**Stated task:**
Work out the number of lines containing "label". Give that number alone.

[Records from a collection]
START
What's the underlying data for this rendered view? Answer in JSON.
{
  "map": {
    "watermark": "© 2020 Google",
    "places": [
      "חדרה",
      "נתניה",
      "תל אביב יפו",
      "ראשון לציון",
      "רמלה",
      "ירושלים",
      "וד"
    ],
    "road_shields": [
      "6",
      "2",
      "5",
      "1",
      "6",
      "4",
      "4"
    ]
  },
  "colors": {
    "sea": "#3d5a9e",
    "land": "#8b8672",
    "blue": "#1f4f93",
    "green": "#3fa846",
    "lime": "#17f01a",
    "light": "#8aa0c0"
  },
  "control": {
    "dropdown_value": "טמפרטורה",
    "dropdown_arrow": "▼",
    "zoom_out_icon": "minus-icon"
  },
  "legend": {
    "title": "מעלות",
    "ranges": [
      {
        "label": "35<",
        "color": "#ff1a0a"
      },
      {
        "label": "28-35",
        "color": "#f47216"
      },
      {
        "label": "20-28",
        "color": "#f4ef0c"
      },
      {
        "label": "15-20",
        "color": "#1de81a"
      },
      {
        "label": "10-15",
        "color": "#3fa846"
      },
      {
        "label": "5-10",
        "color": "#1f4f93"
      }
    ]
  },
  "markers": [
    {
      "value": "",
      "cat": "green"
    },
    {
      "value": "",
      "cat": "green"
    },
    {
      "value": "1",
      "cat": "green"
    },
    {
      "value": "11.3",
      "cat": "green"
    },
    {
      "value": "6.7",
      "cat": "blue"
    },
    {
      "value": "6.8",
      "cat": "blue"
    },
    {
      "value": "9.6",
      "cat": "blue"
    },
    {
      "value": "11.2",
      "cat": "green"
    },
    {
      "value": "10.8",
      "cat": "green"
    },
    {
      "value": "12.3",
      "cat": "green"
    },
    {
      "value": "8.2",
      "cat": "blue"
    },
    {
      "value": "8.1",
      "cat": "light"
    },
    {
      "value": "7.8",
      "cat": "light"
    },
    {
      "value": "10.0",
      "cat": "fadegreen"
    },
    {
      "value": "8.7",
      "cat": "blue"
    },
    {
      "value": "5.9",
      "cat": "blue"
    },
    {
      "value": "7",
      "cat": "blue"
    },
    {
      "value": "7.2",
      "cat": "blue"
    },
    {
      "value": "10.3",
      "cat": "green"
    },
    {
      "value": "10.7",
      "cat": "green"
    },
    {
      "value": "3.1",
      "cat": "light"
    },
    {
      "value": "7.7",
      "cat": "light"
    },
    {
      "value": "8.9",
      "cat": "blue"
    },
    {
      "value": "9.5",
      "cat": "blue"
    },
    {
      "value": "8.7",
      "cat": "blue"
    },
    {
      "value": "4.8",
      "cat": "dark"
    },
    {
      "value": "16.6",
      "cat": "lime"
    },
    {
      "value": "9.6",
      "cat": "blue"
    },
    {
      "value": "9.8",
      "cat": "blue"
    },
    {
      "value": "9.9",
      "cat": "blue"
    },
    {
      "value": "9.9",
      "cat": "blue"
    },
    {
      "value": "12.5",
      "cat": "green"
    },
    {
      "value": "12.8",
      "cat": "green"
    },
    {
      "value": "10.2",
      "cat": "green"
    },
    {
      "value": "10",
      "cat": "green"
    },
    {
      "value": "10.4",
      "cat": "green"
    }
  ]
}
END
**Complete answer:**
6